→ What the task requires
Reproduce the listing below character for character; drop every image.

→ Data supplied
--------------------
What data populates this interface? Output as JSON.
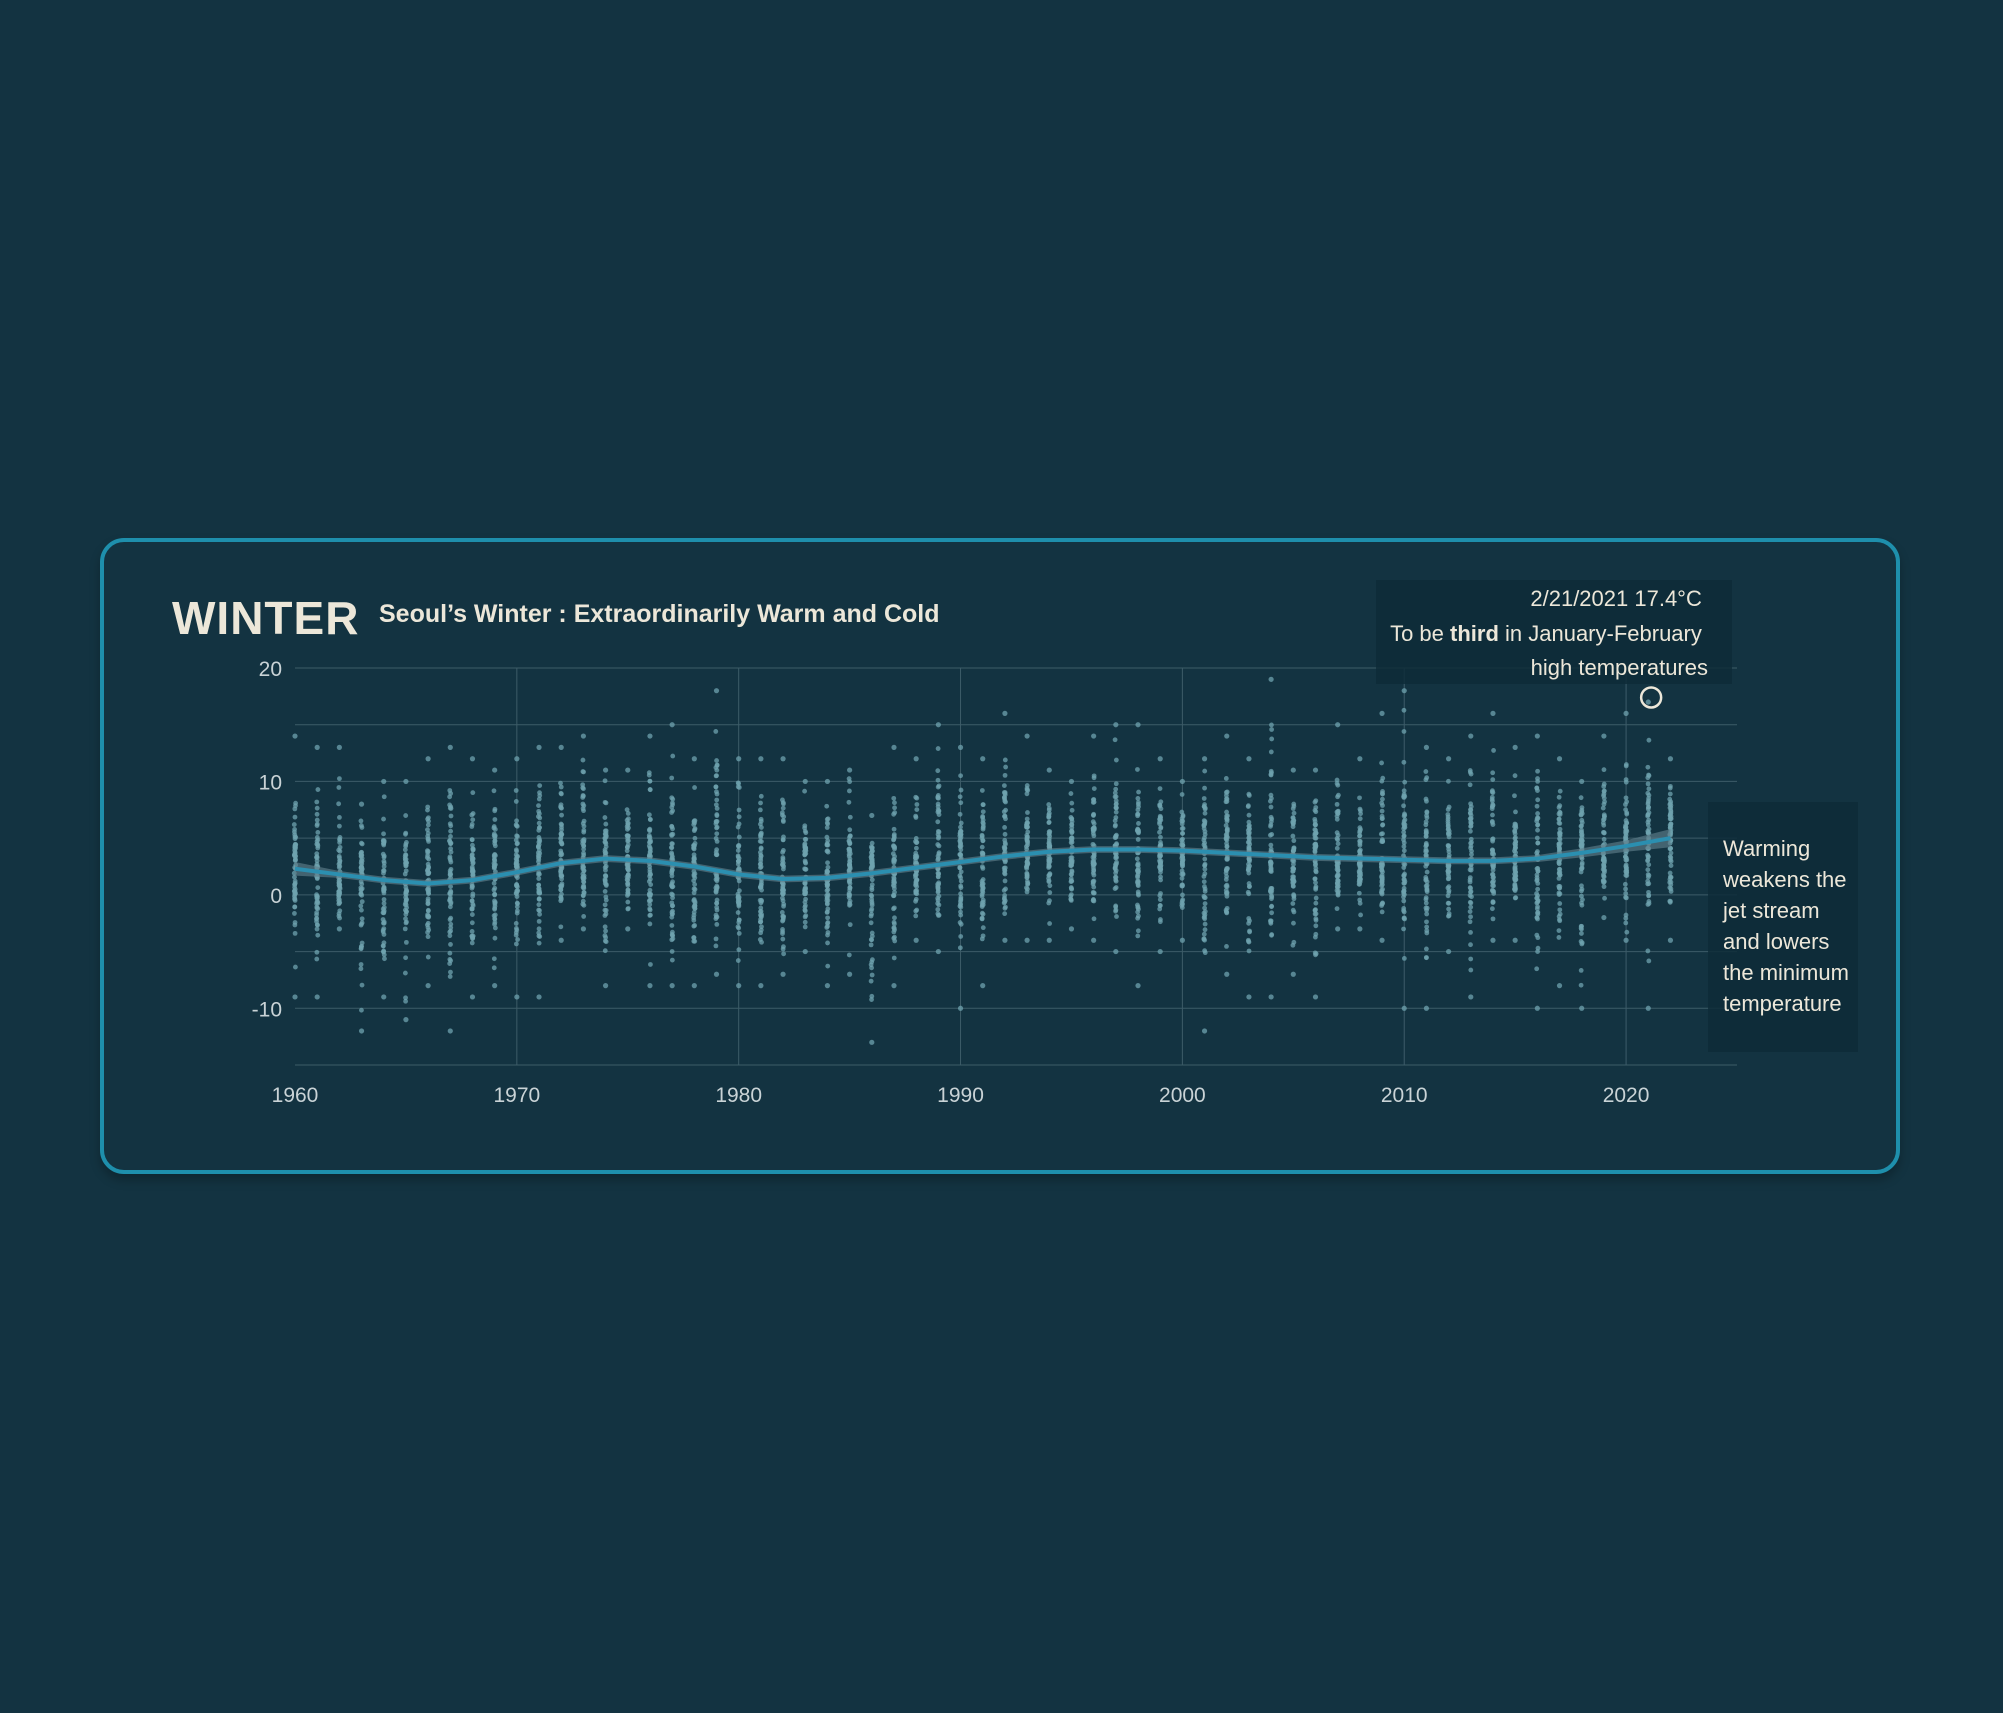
{
  "chart_data": {
    "type": "scatter",
    "title": "WINTER",
    "subtitle": "Seoul’s Winter : Extraordinarily Warm and Cold",
    "xlabel": "",
    "ylabel": "",
    "xlim": [
      1960,
      2025
    ],
    "ylim": [
      -15,
      20
    ],
    "x_ticks": [
      1960,
      1970,
      1980,
      1990,
      2000,
      2010,
      2020
    ],
    "y_ticks": [
      20,
      10,
      0,
      -10
    ],
    "x_tick_labels": [
      "1960",
      "1970",
      "1980",
      "1990",
      "2000",
      "2010",
      "2020"
    ],
    "y_tick_labels": [
      "20",
      "10",
      "0",
      "-10"
    ],
    "grid": true,
    "colors": {
      "points": "#6fa3af",
      "trend": "#2b8fb0",
      "band": "#5d7e8a",
      "highlight": "#ece7d9",
      "frame": "#1e8fac"
    },
    "trend": {
      "x": [
        1960,
        1962,
        1964,
        1966,
        1968,
        1970,
        1972,
        1974,
        1976,
        1978,
        1980,
        1982,
        1984,
        1986,
        1988,
        1990,
        1992,
        1994,
        1996,
        1998,
        2000,
        2002,
        2004,
        2006,
        2008,
        2010,
        2012,
        2014,
        2016,
        2018,
        2020,
        2022
      ],
      "y": [
        2.3,
        1.8,
        1.3,
        1.0,
        1.3,
        2.0,
        2.8,
        3.2,
        3.0,
        2.5,
        1.8,
        1.4,
        1.5,
        1.9,
        2.4,
        2.9,
        3.4,
        3.8,
        4.0,
        4.0,
        3.9,
        3.7,
        3.5,
        3.3,
        3.2,
        3.1,
        3.0,
        3.0,
        3.2,
        3.7,
        4.3,
        5.0
      ]
    },
    "trend_band_halfwidth": [
      0.6,
      0.3,
      0.3,
      0.3,
      0.3,
      0.3,
      0.3,
      0.3,
      0.3,
      0.3,
      0.3,
      0.3,
      0.3,
      0.3,
      0.3,
      0.3,
      0.3,
      0.3,
      0.3,
      0.3,
      0.3,
      0.3,
      0.3,
      0.3,
      0.3,
      0.3,
      0.3,
      0.3,
      0.3,
      0.4,
      0.5,
      0.8
    ],
    "yearly_range": {
      "years": [
        1960,
        1961,
        1962,
        1963,
        1964,
        1965,
        1966,
        1967,
        1968,
        1969,
        1970,
        1971,
        1972,
        1973,
        1974,
        1975,
        1976,
        1977,
        1978,
        1979,
        1980,
        1981,
        1982,
        1983,
        1984,
        1985,
        1986,
        1987,
        1988,
        1989,
        1990,
        1991,
        1992,
        1993,
        1994,
        1995,
        1996,
        1997,
        1998,
        1999,
        2000,
        2001,
        2002,
        2003,
        2004,
        2005,
        2006,
        2007,
        2008,
        2009,
        2010,
        2011,
        2012,
        2013,
        2014,
        2015,
        2016,
        2017,
        2018,
        2019,
        2020,
        2021,
        2022
      ],
      "min": [
        -9,
        -9,
        -3,
        -12,
        -9,
        -11,
        -8,
        -12,
        -9,
        -8,
        -9,
        -9,
        -4,
        -3,
        -8,
        -3,
        -8,
        -8,
        -8,
        -7,
        -8,
        -8,
        -7,
        -5,
        -8,
        -7,
        -13,
        -8,
        -4,
        -5,
        -10,
        -8,
        -4,
        -4,
        -4,
        -3,
        -4,
        -5,
        -8,
        -5,
        -4,
        -12,
        -7,
        -9,
        -9,
        -7,
        -9,
        -3,
        -3,
        -4,
        -10,
        -10,
        -5,
        -9,
        -4,
        -4,
        -10,
        -8,
        -10,
        -2,
        -4,
        -10,
        -4
      ],
      "max": [
        14,
        13,
        13,
        8,
        10,
        10,
        12,
        13,
        12,
        11,
        12,
        13,
        13,
        14,
        11,
        11,
        14,
        15,
        12,
        18,
        12,
        12,
        12,
        10,
        10,
        11,
        7,
        13,
        12,
        15,
        13,
        12,
        16,
        14,
        11,
        10,
        14,
        15,
        15,
        12,
        10,
        12,
        14,
        12,
        19,
        11,
        11,
        15,
        12,
        16,
        18,
        13,
        12,
        14,
        16,
        13,
        14,
        12,
        10,
        14,
        16,
        17,
        12
      ]
    },
    "annotations": [
      {
        "date": "2/21/2021",
        "x": 2021.13,
        "y": 17.4,
        "lines": [
          "2/21/2021 17.4°C",
          "To be ",
          "third",
          " in January-February",
          "high temperatures"
        ]
      },
      {
        "lines": [
          "Warming",
          "weakens the",
          "jet stream",
          "and lowers",
          "the minimum",
          "temperature"
        ]
      }
    ]
  }
}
--------------------
→ Answer for this exercise
What data populates this interface? Output as JSON.
{
  "chart_data": {
    "type": "scatter",
    "title": "WINTER",
    "subtitle": "Seoul’s Winter : Extraordinarily Warm and Cold",
    "xlabel": "",
    "ylabel": "",
    "xlim": [
      1960,
      2025
    ],
    "ylim": [
      -15,
      20
    ],
    "x_ticks": [
      1960,
      1970,
      1980,
      1990,
      2000,
      2010,
      2020
    ],
    "y_ticks": [
      20,
      10,
      0,
      -10
    ],
    "x_tick_labels": [
      "1960",
      "1970",
      "1980",
      "1990",
      "2000",
      "2010",
      "2020"
    ],
    "y_tick_labels": [
      "20",
      "10",
      "0",
      "-10"
    ],
    "grid": true,
    "colors": {
      "points": "#6fa3af",
      "trend": "#2b8fb0",
      "band": "#5d7e8a",
      "highlight": "#ece7d9",
      "frame": "#1e8fac"
    },
    "trend": {
      "x": [
        1960,
        1962,
        1964,
        1966,
        1968,
        1970,
        1972,
        1974,
        1976,
        1978,
        1980,
        1982,
        1984,
        1986,
        1988,
        1990,
        1992,
        1994,
        1996,
        1998,
        2000,
        2002,
        2004,
        2006,
        2008,
        2010,
        2012,
        2014,
        2016,
        2018,
        2020,
        2022
      ],
      "y": [
        2.3,
        1.8,
        1.3,
        1.0,
        1.3,
        2.0,
        2.8,
        3.2,
        3.0,
        2.5,
        1.8,
        1.4,
        1.5,
        1.9,
        2.4,
        2.9,
        3.4,
        3.8,
        4.0,
        4.0,
        3.9,
        3.7,
        3.5,
        3.3,
        3.2,
        3.1,
        3.0,
        3.0,
        3.2,
        3.7,
        4.3,
        5.0
      ]
    },
    "trend_band_halfwidth": [
      0.6,
      0.3,
      0.3,
      0.3,
      0.3,
      0.3,
      0.3,
      0.3,
      0.3,
      0.3,
      0.3,
      0.3,
      0.3,
      0.3,
      0.3,
      0.3,
      0.3,
      0.3,
      0.3,
      0.3,
      0.3,
      0.3,
      0.3,
      0.3,
      0.3,
      0.3,
      0.3,
      0.3,
      0.3,
      0.4,
      0.5,
      0.8
    ],
    "yearly_range": {
      "years": [
        1960,
        1961,
        1962,
        1963,
        1964,
        1965,
        1966,
        1967,
        1968,
        1969,
        1970,
        1971,
        1972,
        1973,
        1974,
        1975,
        1976,
        1977,
        1978,
        1979,
        1980,
        1981,
        1982,
        1983,
        1984,
        1985,
        1986,
        1987,
        1988,
        1989,
        1990,
        1991,
        1992,
        1993,
        1994,
        1995,
        1996,
        1997,
        1998,
        1999,
        2000,
        2001,
        2002,
        2003,
        2004,
        2005,
        2006,
        2007,
        2008,
        2009,
        2010,
        2011,
        2012,
        2013,
        2014,
        2015,
        2016,
        2017,
        2018,
        2019,
        2020,
        2021,
        2022
      ],
      "min": [
        -9,
        -9,
        -3,
        -12,
        -9,
        -11,
        -8,
        -12,
        -9,
        -8,
        -9,
        -9,
        -4,
        -3,
        -8,
        -3,
        -8,
        -8,
        -8,
        -7,
        -8,
        -8,
        -7,
        -5,
        -8,
        -7,
        -13,
        -8,
        -4,
        -5,
        -10,
        -8,
        -4,
        -4,
        -4,
        -3,
        -4,
        -5,
        -8,
        -5,
        -4,
        -12,
        -7,
        -9,
        -9,
        -7,
        -9,
        -3,
        -3,
        -4,
        -10,
        -10,
        -5,
        -9,
        -4,
        -4,
        -10,
        -8,
        -10,
        -2,
        -4,
        -10,
        -4
      ],
      "max": [
        14,
        13,
        13,
        8,
        10,
        10,
        12,
        13,
        12,
        11,
        12,
        13,
        13,
        14,
        11,
        11,
        14,
        15,
        12,
        18,
        12,
        12,
        12,
        10,
        10,
        11,
        7,
        13,
        12,
        15,
        13,
        12,
        16,
        14,
        11,
        10,
        14,
        15,
        15,
        12,
        10,
        12,
        14,
        12,
        19,
        11,
        11,
        15,
        12,
        16,
        18,
        13,
        12,
        14,
        16,
        13,
        14,
        12,
        10,
        14,
        16,
        17,
        12
      ]
    },
    "annotations": [
      {
        "date": "2/21/2021",
        "x": 2021.13,
        "y": 17.4,
        "lines": [
          "2/21/2021 17.4°C",
          "To be ",
          "third",
          " in January-February",
          "high temperatures"
        ]
      },
      {
        "lines": [
          "Warming",
          "weakens the",
          "jet stream",
          "and lowers",
          "the minimum",
          "temperature"
        ]
      }
    ]
  }
}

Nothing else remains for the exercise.